▶ [BRIEF]:
Please copy out the lines of the listing below, starting with the line containing "tree-toggle-icon[interactable]: -: [14, 184, 27, 202]" and going on through the line containing "scroll-left-icon[interactable]: ◀: [336, 996, 355, 1014]".

▶ [INPUT ROWS]:
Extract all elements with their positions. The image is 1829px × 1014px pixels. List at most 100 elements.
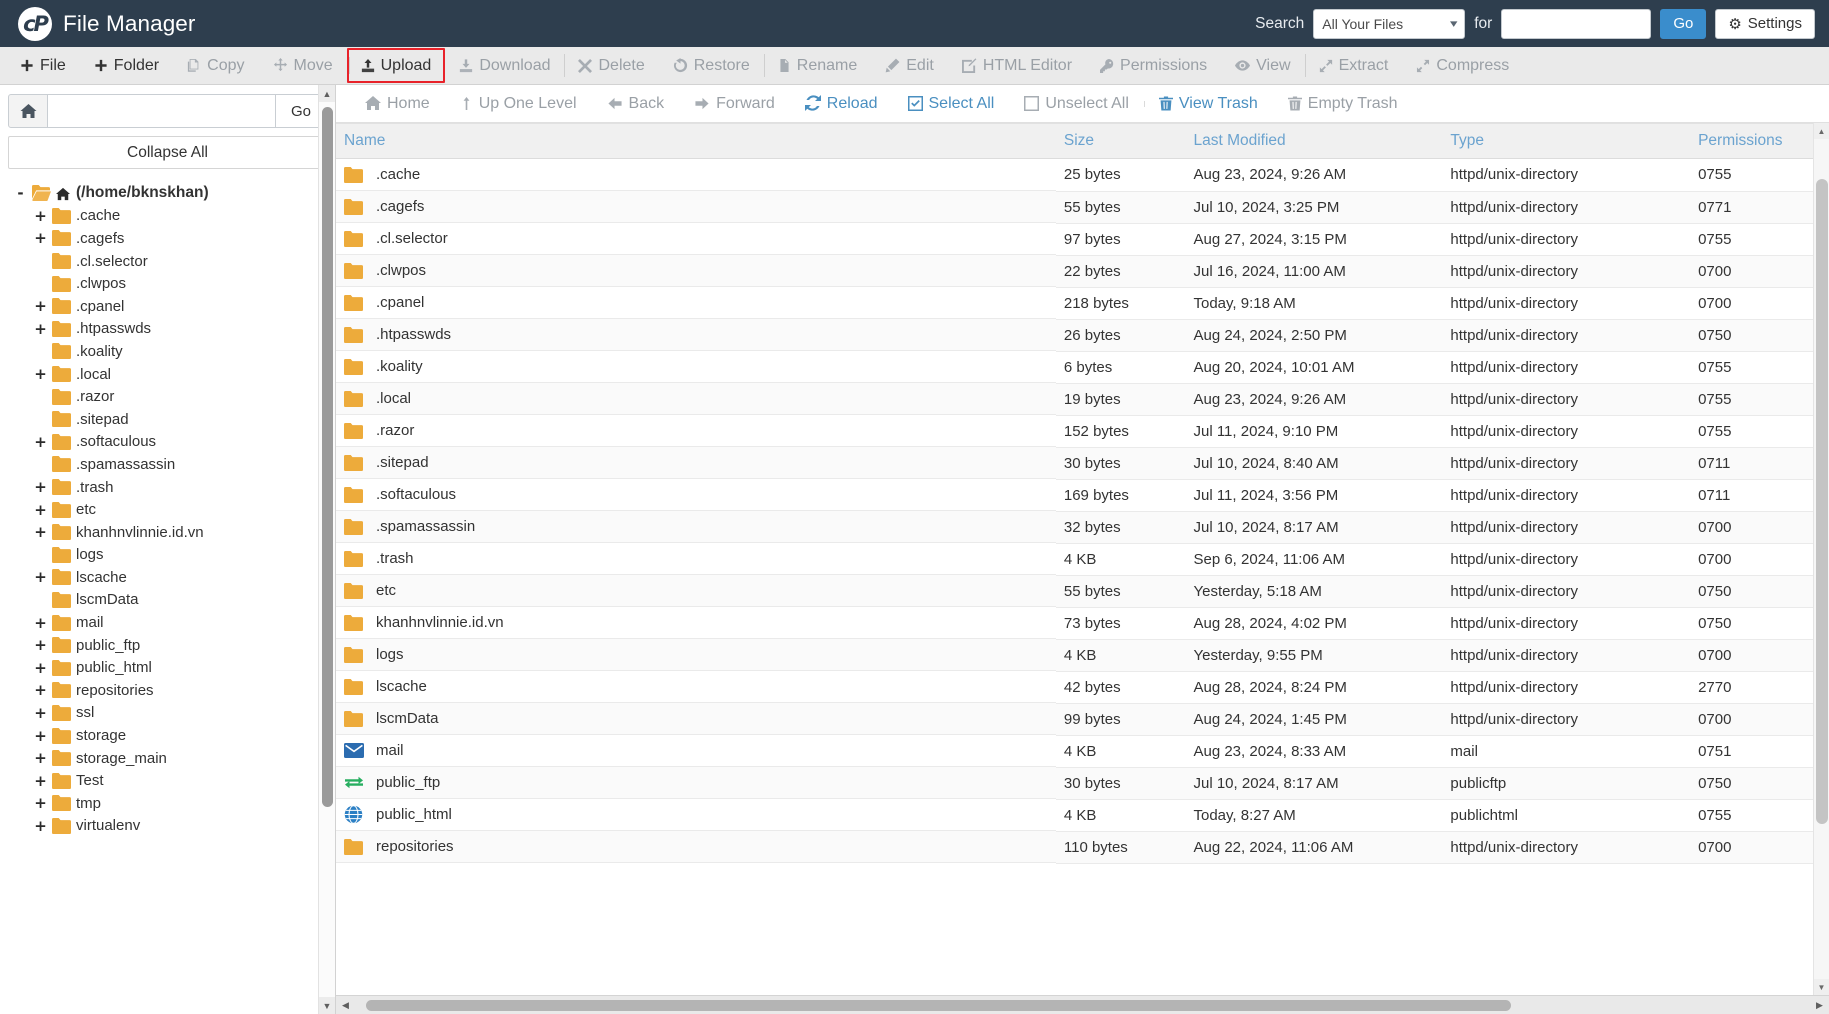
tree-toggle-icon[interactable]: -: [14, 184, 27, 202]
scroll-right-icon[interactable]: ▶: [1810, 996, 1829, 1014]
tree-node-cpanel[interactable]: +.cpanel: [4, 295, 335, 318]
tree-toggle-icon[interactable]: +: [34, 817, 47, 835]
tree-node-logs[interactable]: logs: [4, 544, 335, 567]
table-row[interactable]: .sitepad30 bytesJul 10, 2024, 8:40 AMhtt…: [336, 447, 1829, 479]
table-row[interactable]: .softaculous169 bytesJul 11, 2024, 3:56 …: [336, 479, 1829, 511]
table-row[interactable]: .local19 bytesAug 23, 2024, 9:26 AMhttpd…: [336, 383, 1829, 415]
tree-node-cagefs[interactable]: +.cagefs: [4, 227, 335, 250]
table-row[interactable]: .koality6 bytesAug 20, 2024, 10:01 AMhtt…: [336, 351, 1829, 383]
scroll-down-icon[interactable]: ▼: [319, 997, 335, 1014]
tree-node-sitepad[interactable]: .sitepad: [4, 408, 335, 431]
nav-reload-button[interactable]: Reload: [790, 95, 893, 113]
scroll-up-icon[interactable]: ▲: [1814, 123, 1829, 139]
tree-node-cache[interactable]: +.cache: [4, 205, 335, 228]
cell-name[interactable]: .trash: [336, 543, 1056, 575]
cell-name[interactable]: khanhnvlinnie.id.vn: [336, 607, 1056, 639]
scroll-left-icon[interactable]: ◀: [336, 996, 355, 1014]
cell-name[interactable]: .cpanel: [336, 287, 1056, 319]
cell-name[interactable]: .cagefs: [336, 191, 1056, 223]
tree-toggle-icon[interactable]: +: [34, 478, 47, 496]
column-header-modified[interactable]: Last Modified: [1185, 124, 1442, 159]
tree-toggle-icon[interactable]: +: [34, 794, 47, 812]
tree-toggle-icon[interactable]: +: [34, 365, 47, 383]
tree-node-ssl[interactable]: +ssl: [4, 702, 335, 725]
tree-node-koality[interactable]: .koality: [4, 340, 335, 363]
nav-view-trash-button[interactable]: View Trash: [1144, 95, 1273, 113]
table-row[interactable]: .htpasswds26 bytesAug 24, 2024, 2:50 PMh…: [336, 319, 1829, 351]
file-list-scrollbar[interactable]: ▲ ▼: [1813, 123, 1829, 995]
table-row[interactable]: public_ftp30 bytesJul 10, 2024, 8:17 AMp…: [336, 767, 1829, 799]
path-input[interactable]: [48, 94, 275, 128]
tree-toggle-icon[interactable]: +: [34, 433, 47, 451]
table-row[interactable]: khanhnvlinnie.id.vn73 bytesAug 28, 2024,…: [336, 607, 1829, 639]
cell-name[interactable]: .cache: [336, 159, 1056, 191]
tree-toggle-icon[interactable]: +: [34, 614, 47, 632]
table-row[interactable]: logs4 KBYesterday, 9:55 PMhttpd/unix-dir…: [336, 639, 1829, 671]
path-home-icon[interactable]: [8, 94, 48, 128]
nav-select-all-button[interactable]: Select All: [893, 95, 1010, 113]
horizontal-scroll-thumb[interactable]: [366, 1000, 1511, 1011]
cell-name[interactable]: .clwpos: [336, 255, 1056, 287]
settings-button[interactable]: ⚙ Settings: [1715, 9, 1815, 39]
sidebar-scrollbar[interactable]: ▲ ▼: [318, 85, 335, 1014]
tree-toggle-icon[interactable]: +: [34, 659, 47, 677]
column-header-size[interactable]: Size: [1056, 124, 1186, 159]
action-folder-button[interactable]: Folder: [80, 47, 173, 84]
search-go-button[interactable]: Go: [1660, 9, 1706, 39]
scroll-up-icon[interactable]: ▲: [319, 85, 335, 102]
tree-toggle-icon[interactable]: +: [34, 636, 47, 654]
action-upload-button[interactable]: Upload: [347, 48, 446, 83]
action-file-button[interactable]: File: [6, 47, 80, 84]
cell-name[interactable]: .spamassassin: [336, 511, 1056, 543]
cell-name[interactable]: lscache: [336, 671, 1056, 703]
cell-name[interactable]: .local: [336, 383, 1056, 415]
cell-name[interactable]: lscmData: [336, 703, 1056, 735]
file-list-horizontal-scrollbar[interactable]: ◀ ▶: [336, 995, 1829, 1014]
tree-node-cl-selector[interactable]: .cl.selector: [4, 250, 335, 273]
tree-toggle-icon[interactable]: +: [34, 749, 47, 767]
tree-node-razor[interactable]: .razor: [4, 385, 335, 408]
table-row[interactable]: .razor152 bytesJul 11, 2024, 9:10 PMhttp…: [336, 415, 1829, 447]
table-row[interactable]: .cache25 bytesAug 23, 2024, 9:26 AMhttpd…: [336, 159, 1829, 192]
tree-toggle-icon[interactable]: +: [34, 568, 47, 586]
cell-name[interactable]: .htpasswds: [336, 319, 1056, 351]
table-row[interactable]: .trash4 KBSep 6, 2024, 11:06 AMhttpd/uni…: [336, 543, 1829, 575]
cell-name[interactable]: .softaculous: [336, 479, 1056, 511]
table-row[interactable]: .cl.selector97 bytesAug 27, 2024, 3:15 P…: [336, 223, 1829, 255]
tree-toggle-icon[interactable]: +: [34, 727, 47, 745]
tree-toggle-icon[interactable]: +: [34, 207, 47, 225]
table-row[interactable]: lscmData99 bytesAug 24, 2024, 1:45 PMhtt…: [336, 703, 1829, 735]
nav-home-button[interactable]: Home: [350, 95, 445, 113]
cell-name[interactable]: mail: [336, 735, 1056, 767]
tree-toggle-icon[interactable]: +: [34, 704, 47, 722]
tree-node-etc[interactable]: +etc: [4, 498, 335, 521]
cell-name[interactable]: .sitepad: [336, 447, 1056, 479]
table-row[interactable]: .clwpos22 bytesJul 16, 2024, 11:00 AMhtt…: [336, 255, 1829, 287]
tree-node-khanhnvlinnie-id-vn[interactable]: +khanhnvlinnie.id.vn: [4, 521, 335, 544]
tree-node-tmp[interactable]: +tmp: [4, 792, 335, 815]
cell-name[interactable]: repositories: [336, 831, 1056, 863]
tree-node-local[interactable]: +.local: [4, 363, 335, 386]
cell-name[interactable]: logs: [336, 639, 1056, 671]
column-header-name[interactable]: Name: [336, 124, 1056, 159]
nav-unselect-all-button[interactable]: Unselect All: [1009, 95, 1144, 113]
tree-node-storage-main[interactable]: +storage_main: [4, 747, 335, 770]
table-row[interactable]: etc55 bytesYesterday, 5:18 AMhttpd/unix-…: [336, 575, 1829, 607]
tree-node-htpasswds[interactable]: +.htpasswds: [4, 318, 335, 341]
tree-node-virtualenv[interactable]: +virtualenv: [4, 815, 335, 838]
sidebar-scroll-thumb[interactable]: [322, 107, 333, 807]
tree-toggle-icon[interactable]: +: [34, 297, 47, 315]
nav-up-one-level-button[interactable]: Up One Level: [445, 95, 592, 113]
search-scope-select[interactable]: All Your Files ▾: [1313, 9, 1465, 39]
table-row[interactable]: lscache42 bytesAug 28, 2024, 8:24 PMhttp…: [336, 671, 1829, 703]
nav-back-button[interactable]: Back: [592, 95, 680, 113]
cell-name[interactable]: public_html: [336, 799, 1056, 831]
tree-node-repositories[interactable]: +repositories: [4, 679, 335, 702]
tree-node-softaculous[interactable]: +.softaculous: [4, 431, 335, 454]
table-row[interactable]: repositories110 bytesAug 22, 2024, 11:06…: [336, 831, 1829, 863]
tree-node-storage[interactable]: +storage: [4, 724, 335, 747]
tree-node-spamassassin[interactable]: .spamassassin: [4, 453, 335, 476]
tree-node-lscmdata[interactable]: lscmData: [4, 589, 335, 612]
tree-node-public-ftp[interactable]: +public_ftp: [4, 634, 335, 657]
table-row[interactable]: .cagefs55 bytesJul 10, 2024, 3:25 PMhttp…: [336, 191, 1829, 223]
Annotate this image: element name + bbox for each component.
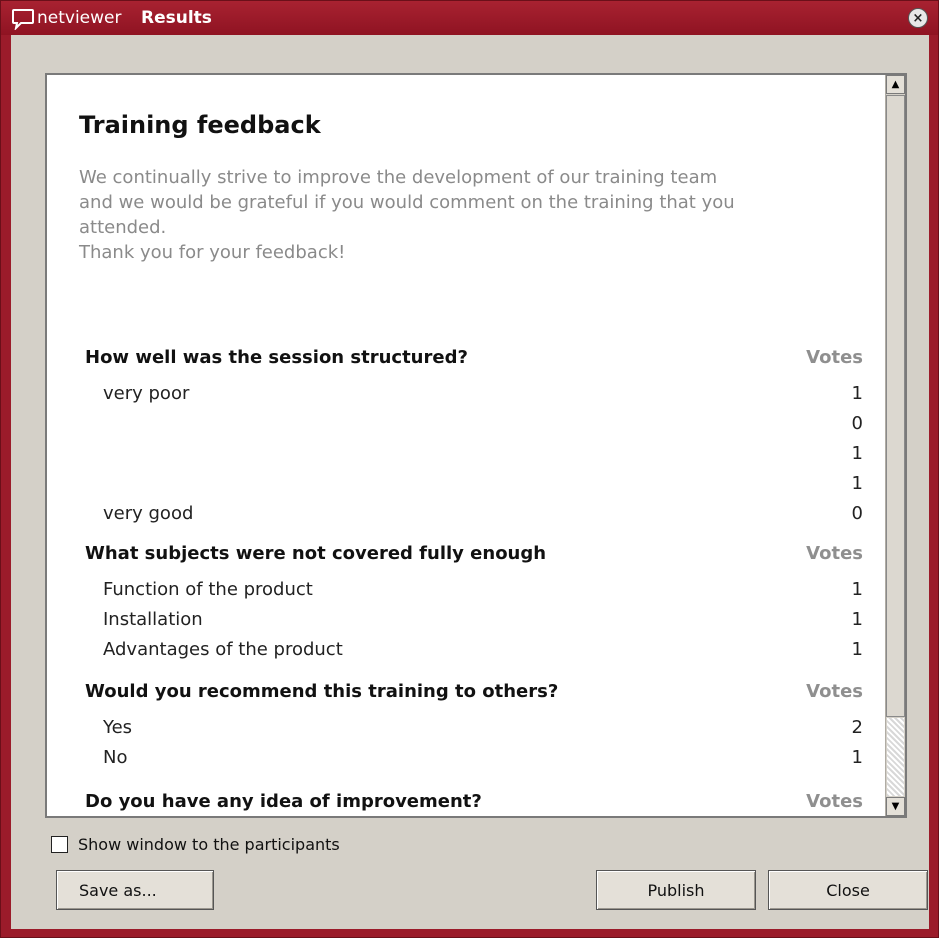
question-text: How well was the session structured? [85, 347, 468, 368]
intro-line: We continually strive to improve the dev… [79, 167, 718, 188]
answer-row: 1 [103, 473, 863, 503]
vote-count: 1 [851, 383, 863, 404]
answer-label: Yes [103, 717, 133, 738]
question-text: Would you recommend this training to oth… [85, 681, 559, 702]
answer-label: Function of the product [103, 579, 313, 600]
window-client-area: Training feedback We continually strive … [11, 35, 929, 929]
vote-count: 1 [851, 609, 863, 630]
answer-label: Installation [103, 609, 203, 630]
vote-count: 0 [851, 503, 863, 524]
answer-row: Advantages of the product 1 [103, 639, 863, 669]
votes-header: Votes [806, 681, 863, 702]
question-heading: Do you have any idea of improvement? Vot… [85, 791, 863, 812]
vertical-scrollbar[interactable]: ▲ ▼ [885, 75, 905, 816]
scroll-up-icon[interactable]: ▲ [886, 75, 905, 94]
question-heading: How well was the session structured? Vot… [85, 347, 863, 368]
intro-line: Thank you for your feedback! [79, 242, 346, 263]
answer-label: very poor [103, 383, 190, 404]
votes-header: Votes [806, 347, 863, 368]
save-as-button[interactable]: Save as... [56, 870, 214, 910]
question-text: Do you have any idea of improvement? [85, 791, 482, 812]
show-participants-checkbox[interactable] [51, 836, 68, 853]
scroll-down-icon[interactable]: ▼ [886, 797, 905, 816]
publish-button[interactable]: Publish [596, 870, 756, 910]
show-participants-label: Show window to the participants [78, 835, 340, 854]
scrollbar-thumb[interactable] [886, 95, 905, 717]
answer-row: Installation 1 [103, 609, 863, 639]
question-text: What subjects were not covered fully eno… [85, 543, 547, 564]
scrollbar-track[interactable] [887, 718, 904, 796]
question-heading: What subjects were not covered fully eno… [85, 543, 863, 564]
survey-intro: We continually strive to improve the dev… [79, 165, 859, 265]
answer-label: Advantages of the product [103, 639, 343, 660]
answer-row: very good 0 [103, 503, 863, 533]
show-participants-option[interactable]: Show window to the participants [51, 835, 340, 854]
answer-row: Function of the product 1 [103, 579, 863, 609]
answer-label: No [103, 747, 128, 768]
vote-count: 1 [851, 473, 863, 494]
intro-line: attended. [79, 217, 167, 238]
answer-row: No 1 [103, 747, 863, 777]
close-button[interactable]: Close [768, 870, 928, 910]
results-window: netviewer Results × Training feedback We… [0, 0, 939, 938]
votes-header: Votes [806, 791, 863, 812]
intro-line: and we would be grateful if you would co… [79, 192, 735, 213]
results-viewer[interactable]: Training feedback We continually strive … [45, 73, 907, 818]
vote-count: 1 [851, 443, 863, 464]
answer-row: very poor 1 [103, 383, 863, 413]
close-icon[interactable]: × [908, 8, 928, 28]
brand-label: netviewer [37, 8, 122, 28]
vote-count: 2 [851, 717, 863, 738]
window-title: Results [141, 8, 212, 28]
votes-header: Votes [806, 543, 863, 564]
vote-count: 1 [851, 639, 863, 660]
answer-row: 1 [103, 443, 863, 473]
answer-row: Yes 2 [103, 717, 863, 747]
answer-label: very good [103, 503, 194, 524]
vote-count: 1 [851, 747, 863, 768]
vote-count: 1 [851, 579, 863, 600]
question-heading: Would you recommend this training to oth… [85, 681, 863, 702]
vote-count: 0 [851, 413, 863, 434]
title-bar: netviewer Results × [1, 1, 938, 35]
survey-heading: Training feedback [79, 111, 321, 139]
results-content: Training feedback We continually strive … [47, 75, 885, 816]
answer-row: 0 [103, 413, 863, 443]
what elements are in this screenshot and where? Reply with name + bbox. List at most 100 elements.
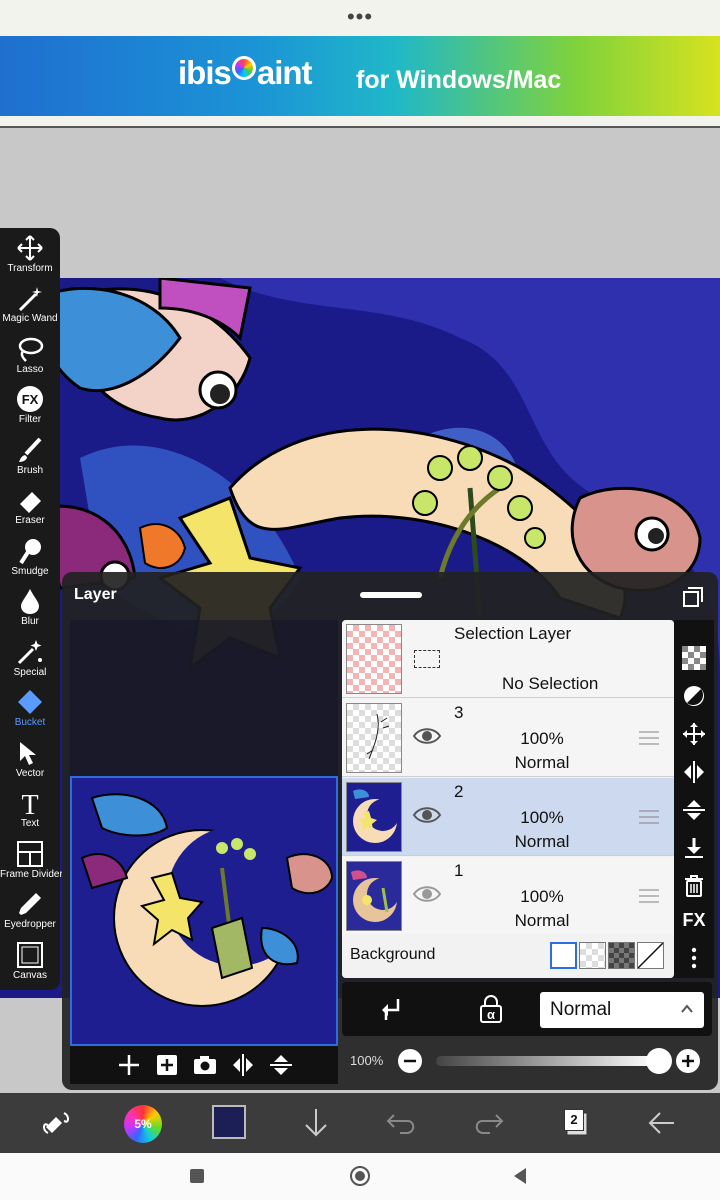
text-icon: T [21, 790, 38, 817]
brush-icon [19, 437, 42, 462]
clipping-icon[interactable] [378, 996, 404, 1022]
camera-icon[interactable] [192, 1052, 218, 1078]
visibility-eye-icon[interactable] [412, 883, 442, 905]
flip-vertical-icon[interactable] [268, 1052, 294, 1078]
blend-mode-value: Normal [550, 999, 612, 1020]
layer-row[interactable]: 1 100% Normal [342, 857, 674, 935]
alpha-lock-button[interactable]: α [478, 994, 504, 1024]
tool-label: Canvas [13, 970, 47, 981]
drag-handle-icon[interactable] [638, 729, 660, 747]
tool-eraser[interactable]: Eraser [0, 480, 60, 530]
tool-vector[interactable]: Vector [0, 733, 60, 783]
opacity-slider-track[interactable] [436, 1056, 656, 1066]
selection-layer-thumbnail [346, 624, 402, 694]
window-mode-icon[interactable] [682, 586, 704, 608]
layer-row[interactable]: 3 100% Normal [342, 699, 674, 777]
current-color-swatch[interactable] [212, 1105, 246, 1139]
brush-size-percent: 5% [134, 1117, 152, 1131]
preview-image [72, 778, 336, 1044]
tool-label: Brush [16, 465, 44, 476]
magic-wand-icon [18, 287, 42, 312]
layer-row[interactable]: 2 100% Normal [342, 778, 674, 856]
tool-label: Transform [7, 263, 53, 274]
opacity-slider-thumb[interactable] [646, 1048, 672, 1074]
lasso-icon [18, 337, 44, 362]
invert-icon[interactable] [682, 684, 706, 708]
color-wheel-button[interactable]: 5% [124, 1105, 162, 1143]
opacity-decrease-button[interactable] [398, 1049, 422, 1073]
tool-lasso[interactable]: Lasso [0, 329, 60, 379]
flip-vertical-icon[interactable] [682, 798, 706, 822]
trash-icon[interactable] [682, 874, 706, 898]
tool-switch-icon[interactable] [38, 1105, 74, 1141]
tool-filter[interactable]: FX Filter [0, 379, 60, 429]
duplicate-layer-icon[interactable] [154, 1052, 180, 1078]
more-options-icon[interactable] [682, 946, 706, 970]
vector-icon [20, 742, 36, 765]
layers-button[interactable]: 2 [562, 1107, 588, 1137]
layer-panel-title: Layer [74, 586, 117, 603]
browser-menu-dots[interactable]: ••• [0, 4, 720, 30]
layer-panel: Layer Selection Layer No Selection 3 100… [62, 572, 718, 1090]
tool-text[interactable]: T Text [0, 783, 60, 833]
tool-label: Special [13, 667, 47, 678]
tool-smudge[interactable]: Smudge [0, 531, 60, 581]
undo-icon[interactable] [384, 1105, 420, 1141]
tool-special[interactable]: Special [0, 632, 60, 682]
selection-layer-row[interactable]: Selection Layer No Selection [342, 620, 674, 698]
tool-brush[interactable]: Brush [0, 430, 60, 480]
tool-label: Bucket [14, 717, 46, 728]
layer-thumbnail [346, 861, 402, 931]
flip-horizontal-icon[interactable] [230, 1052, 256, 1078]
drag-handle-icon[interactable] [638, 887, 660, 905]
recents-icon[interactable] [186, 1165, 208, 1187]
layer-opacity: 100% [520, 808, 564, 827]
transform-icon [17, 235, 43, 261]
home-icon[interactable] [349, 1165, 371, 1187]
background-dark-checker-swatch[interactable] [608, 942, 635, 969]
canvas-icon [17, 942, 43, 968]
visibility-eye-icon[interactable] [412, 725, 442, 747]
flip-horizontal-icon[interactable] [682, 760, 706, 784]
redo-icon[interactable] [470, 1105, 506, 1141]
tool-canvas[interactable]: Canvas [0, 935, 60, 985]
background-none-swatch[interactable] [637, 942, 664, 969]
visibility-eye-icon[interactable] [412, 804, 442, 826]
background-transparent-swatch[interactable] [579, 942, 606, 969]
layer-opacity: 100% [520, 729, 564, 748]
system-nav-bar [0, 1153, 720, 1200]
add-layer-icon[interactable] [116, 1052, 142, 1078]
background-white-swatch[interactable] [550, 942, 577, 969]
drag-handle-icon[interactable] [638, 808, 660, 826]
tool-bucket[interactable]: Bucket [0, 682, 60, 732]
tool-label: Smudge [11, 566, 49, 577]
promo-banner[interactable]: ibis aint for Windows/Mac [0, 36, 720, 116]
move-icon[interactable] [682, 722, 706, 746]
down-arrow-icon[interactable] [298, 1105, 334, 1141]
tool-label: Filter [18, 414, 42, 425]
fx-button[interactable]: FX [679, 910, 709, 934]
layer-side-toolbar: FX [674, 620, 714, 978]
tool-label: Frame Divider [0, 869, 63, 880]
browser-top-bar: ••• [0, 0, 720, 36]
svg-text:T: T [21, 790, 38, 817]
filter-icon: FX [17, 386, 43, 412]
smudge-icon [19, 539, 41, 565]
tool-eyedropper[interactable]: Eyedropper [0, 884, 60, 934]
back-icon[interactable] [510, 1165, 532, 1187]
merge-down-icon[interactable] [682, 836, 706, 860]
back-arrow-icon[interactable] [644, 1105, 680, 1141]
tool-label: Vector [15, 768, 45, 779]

▶ [WRITTEN SOLUTION]:
tree-toggle-icon[interactable]: -: [14, 184, 27, 202]
scroll-right-icon[interactable]: ▶: [1810, 996, 1829, 1014]
tree-node-cpanel[interactable]: +.cpanel: [4, 295, 335, 318]
tree-toggle-icon[interactable]: +: [34, 817, 47, 835]
tree-node-logs[interactable]: logs: [4, 544, 335, 567]
table-row[interactable]: .sitepad30 bytesJul 10, 2024, 8:40 AMhtt…: [336, 447, 1829, 479]
table-row[interactable]: .softaculous169 bytesJul 11, 2024, 3:56 …: [336, 479, 1829, 511]
table-row[interactable]: .local19 bytesAug 23, 2024, 9:26 AMhttpd…: [336, 383, 1829, 415]
tree-node-cagefs[interactable]: +.cagefs: [4, 227, 335, 250]
table-row[interactable]: .koality6 bytesAug 20, 2024, 10:01 AMhtt…: [336, 351, 1829, 383]
scroll-down-icon[interactable]: ▼: [319, 997, 335, 1014]
tree-node-sitepad[interactable]: .sitepad: [4, 408, 335, 431]
nav-reload-button[interactable]: Reload: [790, 95, 893, 113]
scroll-up-icon[interactable]: ▲: [1814, 123, 1829, 139]
tree-node-cache[interactable]: +.cache: [4, 205, 335, 228]
cell-name[interactable]: .trash: [336, 543, 1056, 575]
cell-name[interactable]: khanhnvlinnie.id.vn: [336, 607, 1056, 639]
scroll-left-icon[interactable]: ◀: [336, 996, 355, 1014]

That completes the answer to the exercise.